## begin Excerpt to read

The third major problem is the security hole it exposes. Once a domestic Internet kill switch has been built, why would a cyberattacker concentrate his efforts on anything else?

Given that the number of people who could use the Internet for good in a crisis situation will presumably outnumber the bad guys, it is probably best to not cut off our heavy dependence on the Web just as things are going bad. Given that a recent survey by Unisys found 61% of Americans approve of the Internet kill-switch concept, this issue will require constant vigilance.

Tell your congressmen: Back away from the switch, slowly.

4. Cable cutting

Although satellites are used for some Internet traffic, more than 99 percent of global Web traffic is dependent on deep-sea networks of fiber-optic cables that blanket the ocean floor like a nervous system. These are a major physical target in wars, especially at special choke-points in the system. And this is not simply a theoretical prediction, the underwater battles are well underway.

## end Excerpt to read

# [Given task A]
Reproduce the passage on the Internet kill switch and cable cutting word for word.
The passage and the rows that follow it have nothing to do with each other.

## begin Data to use

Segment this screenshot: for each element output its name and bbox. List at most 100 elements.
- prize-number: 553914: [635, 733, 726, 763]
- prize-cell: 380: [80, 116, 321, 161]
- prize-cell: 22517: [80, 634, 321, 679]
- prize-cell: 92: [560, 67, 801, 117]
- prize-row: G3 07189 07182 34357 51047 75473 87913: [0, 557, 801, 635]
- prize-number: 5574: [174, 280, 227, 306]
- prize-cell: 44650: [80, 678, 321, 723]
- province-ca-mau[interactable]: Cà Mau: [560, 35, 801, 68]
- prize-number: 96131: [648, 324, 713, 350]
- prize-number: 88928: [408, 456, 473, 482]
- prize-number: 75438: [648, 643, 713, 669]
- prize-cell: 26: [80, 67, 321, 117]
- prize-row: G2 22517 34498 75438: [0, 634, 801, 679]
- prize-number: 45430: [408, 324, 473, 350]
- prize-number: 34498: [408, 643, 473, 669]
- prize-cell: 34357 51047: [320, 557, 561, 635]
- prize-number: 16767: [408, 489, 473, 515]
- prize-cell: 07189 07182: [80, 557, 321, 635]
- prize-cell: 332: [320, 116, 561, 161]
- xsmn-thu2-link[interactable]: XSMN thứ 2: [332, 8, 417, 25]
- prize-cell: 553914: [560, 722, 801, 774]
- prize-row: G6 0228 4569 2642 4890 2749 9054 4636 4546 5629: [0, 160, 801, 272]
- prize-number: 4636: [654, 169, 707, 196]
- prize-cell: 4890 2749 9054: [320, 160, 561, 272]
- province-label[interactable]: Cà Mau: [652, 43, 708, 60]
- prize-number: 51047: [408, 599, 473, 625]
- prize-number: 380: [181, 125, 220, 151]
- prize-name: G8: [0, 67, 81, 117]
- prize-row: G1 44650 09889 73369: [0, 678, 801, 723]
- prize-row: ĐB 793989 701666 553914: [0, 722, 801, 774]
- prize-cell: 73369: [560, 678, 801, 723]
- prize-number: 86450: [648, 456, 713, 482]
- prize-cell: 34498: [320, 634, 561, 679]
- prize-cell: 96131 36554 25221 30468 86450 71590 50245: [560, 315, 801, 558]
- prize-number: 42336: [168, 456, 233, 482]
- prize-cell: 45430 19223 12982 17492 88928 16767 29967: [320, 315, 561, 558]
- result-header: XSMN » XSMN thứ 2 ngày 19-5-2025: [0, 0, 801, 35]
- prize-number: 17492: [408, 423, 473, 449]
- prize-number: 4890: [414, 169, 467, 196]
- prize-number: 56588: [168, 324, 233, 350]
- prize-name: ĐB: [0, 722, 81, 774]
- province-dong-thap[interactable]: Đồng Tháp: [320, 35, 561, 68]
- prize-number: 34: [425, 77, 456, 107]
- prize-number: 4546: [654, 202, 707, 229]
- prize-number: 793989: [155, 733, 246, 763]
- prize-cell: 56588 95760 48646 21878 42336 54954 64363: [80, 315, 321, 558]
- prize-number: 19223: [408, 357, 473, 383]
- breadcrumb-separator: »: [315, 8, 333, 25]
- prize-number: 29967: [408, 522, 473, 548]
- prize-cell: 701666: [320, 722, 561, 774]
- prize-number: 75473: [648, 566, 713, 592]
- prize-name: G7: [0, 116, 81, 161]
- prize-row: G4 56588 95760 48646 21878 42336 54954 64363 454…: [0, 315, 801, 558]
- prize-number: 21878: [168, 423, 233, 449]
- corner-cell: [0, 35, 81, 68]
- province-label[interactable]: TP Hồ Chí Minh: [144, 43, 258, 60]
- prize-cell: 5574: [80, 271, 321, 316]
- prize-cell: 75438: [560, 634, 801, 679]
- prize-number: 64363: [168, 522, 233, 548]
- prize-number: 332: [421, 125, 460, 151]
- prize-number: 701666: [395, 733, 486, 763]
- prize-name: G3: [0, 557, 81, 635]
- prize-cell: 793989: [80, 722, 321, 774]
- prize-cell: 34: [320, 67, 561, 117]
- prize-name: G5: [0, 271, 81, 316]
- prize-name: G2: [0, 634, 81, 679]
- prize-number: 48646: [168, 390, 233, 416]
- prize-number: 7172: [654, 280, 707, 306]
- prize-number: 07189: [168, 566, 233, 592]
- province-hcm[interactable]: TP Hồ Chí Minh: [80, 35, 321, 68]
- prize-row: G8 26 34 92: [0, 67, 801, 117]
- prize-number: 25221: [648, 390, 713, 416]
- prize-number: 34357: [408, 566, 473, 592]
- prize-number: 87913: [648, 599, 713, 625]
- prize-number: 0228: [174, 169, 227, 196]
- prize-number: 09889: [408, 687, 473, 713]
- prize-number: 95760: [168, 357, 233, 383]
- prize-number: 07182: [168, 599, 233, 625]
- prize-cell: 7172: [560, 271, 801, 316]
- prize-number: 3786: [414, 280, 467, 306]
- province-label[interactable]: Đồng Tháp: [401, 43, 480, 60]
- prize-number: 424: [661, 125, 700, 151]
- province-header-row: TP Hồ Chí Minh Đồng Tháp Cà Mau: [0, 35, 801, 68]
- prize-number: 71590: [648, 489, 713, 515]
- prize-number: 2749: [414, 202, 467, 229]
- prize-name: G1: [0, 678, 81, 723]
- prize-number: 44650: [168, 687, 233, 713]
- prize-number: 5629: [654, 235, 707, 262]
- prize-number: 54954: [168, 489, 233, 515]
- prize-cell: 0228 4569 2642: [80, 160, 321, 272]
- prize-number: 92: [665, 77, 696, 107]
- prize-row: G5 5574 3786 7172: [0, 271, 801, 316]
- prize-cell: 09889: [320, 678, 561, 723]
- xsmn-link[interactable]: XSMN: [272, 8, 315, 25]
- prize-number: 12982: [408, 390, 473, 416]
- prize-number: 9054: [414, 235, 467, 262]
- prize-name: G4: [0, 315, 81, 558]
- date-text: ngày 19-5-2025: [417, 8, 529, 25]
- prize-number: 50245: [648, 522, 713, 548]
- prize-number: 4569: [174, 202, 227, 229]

## end Data to use

# [Given task B]
Convert the stretch of rows from the first line through the line containing "- province-ca-mau[interactable]: Cà", both ends included, into a JSON list of strings with one string per line and blank lines omitted.

# [Response A]
The third major problem is the security hole it exposes. Once a domestic Internet kill switch has been built, why would a cyberattacker concentrate his efforts on anything else?

Given that the number of people who could use the Internet for good in a crisis situation will presumably outnumber the bad guys, it is probably best to not cut off our heavy dependence on the Web just as things are going bad. Given that a recent survey by Unisys found 61% of Americans approve of the Internet kill-switch concept, this issue will require constant vigilance.

Tell your congressmen: Back away from the switch, slowly.

4. Cable cutting

Although satellites are used for some Internet traffic, more than 99 percent of global Web traffic is dependent on deep-sea networks of fiber-optic cables that blanket the ocean floor like a nervous system. These are a major physical target in wars, especially at special choke-points in the system. And this is not simply a theoretical prediction, the underwater battles are well underway.

# [Response B]
[
  "Segment this screenshot: for each element output its name and bbox. List at most 100 elements.",
  "- prize-number: 553914: [635, 733, 726, 763]",
  "- prize-cell: 380: [80, 116, 321, 161]",
  "- prize-cell: 22517: [80, 634, 321, 679]",
  "- prize-cell: 92: [560, 67, 801, 117]",
  "- prize-row: G3 07189 07182 34357 51047 75473 87913: [0, 557, 801, 635]",
  "- prize-number: 5574: [174, 280, 227, 306]",
  "- prize-cell: 44650: [80, 678, 321, 723]",
  "- province-ca-mau[interactable]: Cà Mau: [560, 35, 801, 68]"
]